_Given request_
List each line of the data that holds the string "unit", please.

_Extracted data_
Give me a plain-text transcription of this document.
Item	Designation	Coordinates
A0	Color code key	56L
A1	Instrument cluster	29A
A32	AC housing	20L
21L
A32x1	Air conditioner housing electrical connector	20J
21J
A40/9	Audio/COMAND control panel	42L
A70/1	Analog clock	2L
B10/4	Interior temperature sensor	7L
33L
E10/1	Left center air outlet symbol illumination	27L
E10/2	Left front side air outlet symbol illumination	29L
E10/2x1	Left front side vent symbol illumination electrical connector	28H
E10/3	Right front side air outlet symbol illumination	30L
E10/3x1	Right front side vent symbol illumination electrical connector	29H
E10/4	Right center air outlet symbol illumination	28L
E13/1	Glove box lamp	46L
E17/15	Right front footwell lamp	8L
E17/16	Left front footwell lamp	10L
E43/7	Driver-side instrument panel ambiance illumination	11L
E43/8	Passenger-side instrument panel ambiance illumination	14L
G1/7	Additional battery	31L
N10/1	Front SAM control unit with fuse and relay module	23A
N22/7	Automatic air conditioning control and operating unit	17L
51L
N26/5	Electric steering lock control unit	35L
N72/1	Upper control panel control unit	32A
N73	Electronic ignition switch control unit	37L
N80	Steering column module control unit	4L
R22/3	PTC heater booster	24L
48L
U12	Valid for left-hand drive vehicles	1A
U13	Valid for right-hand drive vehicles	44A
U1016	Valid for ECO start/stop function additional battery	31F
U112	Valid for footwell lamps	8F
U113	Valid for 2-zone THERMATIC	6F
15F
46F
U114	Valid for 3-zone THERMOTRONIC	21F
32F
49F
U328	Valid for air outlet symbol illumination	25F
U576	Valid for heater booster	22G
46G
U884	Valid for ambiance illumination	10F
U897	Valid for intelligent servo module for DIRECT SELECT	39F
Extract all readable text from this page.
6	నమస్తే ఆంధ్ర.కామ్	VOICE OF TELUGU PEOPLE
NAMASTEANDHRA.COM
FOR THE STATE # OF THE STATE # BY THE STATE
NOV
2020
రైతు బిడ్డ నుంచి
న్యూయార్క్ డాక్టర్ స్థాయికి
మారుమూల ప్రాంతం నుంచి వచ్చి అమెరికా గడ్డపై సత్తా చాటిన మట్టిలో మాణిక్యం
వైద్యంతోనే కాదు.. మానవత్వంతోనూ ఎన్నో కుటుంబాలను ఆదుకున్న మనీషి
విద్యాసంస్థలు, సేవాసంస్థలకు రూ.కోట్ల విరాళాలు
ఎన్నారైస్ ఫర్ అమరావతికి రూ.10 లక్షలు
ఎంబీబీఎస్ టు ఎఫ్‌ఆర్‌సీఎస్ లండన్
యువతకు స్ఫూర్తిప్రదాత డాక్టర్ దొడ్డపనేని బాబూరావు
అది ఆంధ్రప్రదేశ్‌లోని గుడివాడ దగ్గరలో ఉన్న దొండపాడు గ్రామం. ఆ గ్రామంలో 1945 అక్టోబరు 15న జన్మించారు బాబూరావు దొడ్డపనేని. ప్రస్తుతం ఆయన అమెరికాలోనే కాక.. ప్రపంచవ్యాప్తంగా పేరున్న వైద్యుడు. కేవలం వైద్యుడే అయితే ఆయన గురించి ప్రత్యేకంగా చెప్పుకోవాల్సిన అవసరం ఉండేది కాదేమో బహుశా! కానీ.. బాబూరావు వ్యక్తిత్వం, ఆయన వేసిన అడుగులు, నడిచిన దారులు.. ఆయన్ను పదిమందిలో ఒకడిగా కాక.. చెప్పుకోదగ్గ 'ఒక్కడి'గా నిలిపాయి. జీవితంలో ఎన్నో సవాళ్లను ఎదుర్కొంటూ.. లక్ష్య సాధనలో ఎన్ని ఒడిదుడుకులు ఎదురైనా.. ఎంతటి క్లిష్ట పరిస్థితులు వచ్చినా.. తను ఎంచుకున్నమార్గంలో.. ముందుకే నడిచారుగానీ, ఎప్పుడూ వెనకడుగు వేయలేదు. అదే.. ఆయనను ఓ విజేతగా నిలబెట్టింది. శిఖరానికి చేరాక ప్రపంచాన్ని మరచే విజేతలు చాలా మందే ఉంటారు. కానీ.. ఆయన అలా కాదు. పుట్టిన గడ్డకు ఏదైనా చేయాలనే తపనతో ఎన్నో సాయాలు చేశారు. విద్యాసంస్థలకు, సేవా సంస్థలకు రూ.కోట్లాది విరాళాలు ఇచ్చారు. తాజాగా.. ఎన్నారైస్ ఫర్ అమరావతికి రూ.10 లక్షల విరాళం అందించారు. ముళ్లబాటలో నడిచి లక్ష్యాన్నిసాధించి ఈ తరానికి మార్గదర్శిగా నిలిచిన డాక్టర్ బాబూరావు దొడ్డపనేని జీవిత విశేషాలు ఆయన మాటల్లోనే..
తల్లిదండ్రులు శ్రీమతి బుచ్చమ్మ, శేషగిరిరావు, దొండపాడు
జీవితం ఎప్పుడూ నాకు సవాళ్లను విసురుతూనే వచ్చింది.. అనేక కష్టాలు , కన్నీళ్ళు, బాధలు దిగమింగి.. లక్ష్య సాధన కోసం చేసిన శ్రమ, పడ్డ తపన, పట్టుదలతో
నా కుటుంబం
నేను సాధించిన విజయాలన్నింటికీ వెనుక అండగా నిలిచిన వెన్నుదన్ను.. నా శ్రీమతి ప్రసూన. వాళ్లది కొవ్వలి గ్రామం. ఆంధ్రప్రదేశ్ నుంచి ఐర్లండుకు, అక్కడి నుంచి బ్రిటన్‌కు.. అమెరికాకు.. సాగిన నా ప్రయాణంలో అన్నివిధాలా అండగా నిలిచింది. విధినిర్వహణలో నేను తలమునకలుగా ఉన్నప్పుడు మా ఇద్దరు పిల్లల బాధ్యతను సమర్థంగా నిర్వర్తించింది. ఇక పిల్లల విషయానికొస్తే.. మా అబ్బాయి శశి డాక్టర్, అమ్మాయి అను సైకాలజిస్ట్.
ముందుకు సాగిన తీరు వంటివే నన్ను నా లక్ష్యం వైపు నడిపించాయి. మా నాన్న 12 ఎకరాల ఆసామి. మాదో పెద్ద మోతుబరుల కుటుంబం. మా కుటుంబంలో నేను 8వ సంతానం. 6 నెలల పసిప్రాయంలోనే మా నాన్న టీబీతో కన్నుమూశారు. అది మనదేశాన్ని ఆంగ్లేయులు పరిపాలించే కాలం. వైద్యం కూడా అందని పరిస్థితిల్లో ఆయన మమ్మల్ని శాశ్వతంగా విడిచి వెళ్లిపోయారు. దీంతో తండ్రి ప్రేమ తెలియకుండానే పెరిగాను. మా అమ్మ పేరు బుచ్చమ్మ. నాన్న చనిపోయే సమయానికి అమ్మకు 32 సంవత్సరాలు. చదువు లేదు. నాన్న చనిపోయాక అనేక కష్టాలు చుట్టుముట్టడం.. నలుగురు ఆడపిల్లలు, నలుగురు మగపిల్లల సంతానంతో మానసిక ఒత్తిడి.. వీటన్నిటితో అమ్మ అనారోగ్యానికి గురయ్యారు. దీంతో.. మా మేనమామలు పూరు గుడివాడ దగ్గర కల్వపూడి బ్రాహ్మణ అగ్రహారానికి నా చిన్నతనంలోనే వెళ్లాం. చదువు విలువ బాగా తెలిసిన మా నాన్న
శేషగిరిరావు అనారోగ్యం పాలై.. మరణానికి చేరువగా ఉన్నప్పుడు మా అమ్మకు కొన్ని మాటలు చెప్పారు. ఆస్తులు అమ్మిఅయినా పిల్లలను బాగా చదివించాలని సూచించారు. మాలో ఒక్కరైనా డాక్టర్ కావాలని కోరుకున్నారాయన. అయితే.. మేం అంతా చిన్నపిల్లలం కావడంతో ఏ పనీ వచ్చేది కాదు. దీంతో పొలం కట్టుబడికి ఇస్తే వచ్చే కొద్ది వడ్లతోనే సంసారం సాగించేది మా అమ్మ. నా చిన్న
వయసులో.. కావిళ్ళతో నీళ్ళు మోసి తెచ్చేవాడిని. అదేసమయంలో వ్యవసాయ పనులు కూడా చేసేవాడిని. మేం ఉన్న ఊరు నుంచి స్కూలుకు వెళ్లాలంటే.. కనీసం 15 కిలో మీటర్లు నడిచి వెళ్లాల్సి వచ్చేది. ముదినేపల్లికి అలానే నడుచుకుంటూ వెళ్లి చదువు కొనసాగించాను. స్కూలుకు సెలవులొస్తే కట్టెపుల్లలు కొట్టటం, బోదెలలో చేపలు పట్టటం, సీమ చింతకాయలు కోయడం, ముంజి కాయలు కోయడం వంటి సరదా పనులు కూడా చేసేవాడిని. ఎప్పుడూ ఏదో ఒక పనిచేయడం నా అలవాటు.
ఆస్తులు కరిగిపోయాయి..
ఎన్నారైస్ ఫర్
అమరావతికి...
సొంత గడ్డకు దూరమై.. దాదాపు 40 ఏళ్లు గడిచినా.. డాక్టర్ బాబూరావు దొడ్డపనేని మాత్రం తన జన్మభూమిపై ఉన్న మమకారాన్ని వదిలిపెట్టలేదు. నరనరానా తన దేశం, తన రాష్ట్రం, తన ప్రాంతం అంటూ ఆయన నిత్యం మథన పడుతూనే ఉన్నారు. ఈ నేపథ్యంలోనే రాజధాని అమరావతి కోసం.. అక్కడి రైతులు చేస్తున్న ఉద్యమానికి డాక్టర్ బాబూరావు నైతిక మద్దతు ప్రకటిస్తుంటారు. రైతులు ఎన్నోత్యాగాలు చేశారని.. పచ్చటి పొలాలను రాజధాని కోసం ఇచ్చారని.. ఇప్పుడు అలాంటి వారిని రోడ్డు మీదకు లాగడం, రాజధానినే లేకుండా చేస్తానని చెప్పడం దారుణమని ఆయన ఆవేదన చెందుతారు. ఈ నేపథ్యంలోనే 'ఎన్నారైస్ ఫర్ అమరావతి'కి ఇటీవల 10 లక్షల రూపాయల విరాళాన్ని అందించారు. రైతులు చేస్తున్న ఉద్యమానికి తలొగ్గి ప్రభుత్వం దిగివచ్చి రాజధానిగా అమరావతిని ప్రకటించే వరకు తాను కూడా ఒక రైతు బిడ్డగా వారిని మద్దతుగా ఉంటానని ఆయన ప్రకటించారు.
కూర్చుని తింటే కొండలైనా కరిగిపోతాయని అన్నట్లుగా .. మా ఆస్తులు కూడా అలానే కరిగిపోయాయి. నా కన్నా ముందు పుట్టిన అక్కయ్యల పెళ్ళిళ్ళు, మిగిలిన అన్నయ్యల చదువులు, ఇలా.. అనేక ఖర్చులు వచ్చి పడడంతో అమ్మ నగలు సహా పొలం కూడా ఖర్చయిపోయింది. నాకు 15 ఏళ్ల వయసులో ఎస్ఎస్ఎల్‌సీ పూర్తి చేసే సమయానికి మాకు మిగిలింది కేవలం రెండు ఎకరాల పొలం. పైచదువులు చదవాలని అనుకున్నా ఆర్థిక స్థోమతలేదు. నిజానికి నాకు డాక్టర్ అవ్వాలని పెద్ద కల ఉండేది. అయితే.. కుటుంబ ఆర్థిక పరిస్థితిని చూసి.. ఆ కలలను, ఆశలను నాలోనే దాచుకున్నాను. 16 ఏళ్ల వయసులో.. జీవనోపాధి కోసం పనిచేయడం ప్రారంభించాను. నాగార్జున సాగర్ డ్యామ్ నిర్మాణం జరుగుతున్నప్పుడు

_Solution to the problem_
N10/1	Front SAM control unit with fuse and relay module	23A
N22/7	Automatic air conditioning control and operating unit	17L
N26/5	Electric steering lock control unit	35L
N72/1	Upper control panel control unit	32A
N73	Electronic ignition switch control unit	37L
N80	Steering column module control unit	4L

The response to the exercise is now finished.